• [Work item]: Among the entries below, find the lines with the word "factors" and return them.

*** Records provided ***

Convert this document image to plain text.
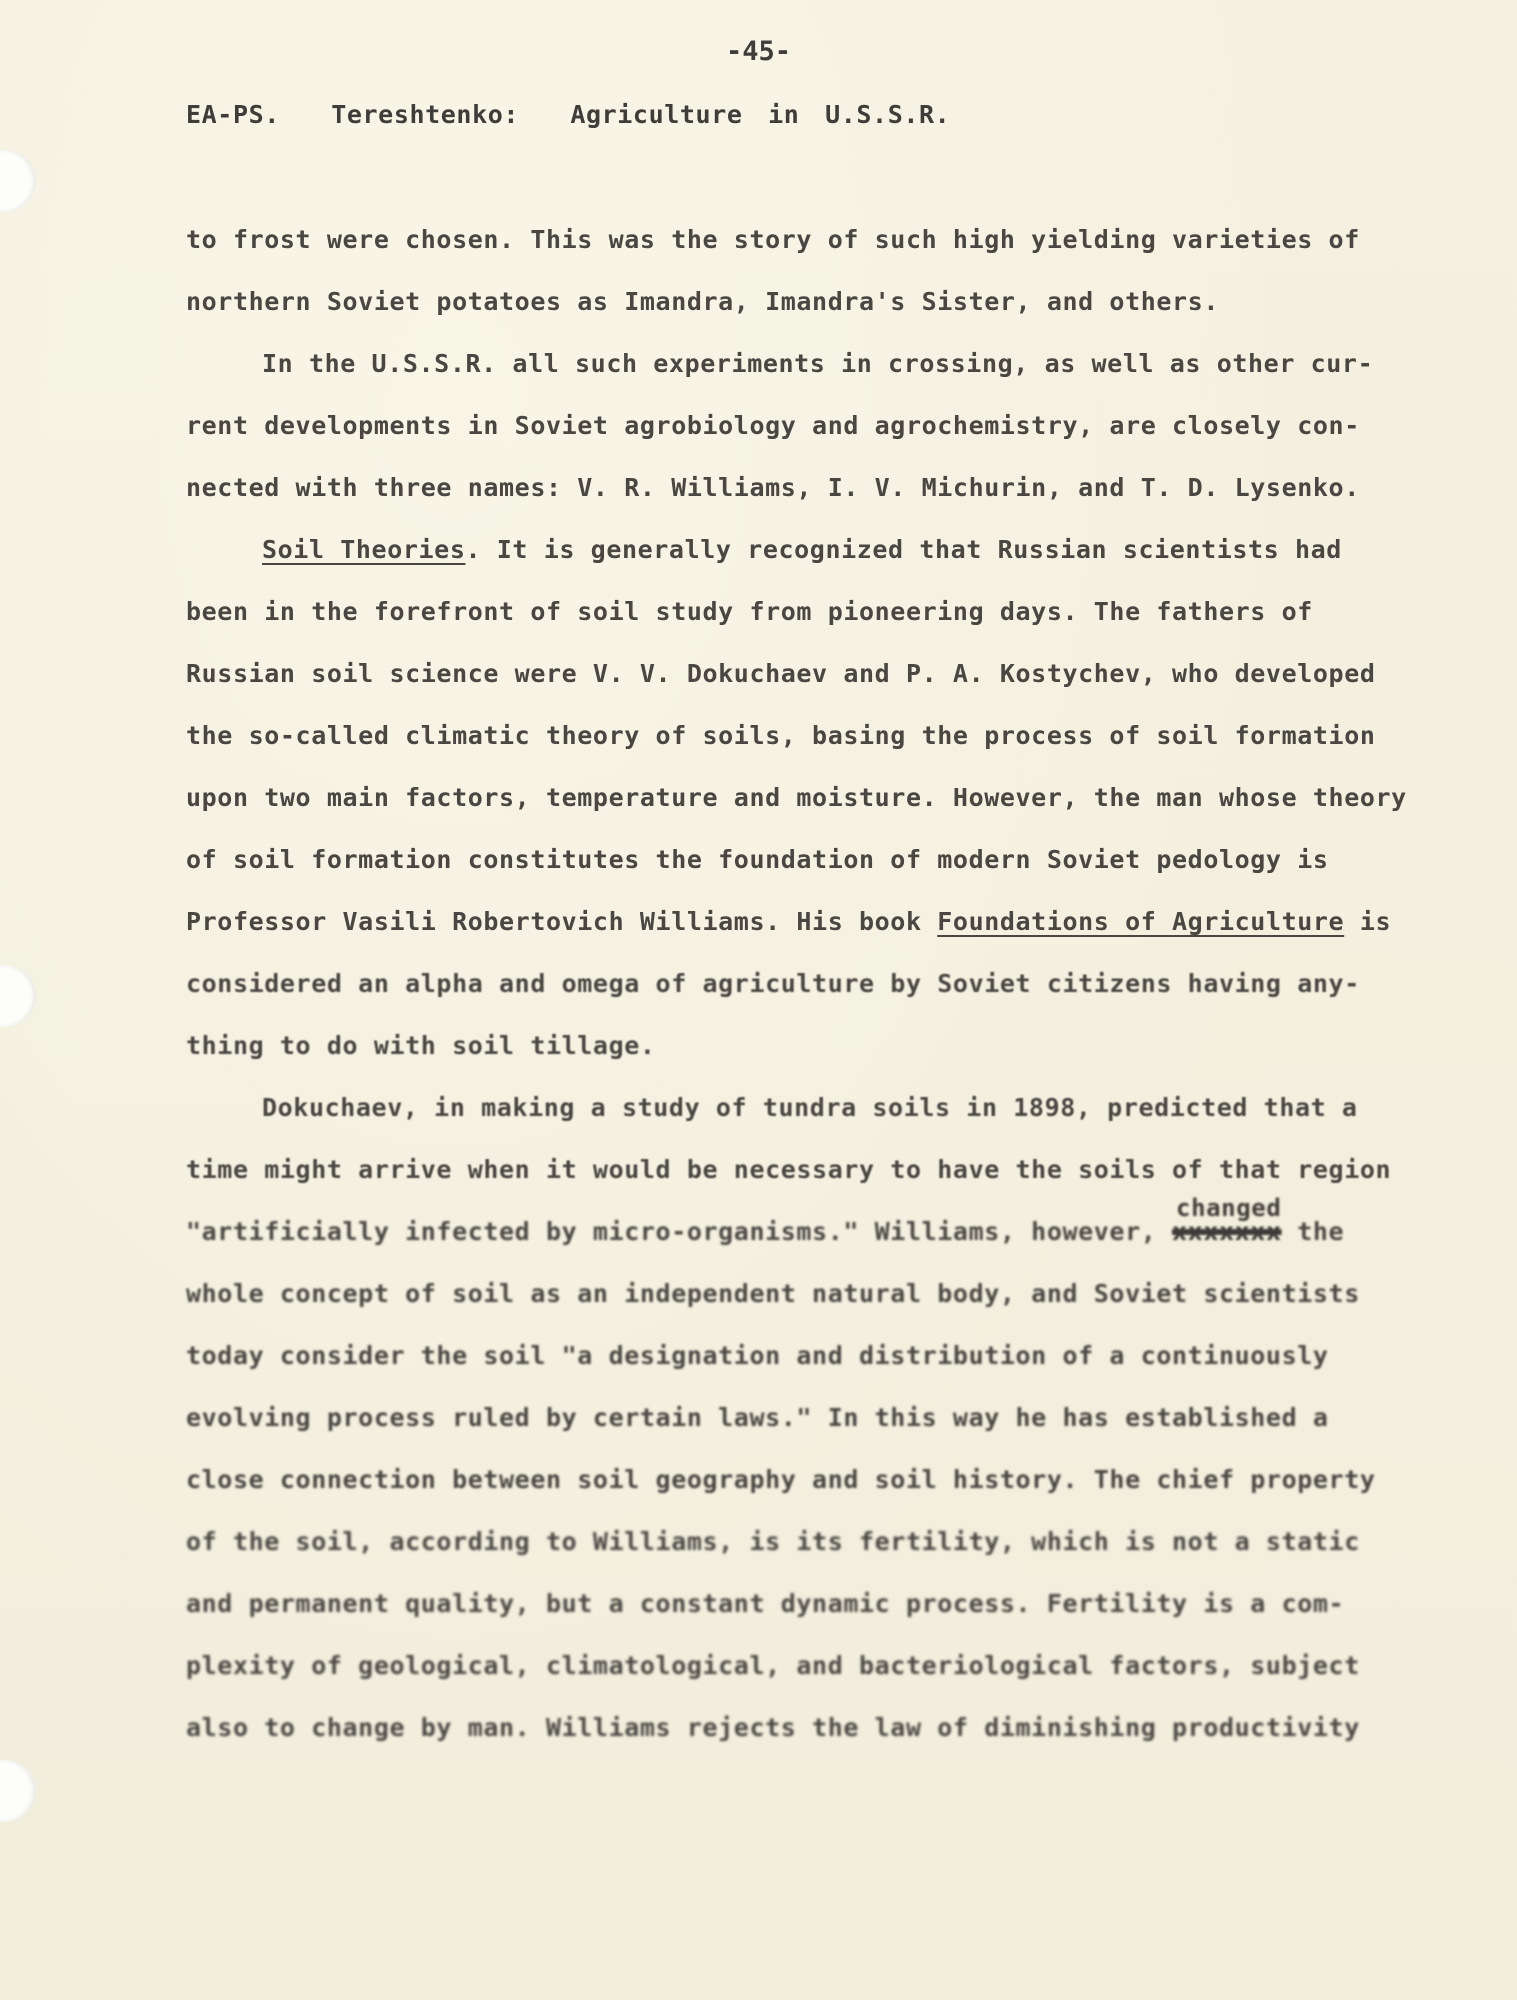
-45-
EA-PS.  Tereshtenko:  Agriculture in U.S.S.R.
to frost were chosen. This was the story of such high yielding varieties of
northern Soviet potatoes as Imandra, Imandra's Sister, and others.
In the U.S.S.R. all such experiments in crossing, as well as other cur-
rent developments in Soviet agrobiology and agrochemistry, are closely con-
nected with three names: V. R. Williams, I. V. Michurin, and T. D. Lysenko.
Soil Theories. It is generally recognized that Russian scientists had
been in the forefront of soil study from pioneering days. The fathers of
Russian soil science were V. V. Dokuchaev and P. A. Kostychev, who developed
the so-called climatic theory of soils, basing the process of soil formation
upon two main factors, temperature and moisture. However, the man whose theory
of soil formation constitutes the foundation of modern Soviet pedology is
Professor Vasili Robertovich Williams. His book Foundations of Agriculture is
considered an alpha and omega of agriculture by Soviet citizens having any-
thing to do with soil tillage.
Dokuchaev, in making a study of tundra soils in 1898, predicted that a
time might arrive when it would be necessary to have the soils of that region
"artificially infected by micro-organisms." Williams, however, xxxxxxx
changed
the
whole concept of soil as an independent natural body, and Soviet scientists
today consider the soil "a designation and distribution of a continuously
evolving process ruled by certain laws." In this way he has established a
close connection between soil geography and soil history. The chief property
of the soil, according to Williams, is its fertility, which is not a static
and permanent quality, but a constant dynamic process. Fertility is a com-
plexity of geological, climatological, and bacteriological factors, subject
also to change by man. Williams rejects the law of diminishing productivity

*** End of Records provided ***

• [Completed exercise]:
upon two main factors, temperature and moisture. However, the man whose theory
plexity of geological, climatological, and bacteriological factors, subject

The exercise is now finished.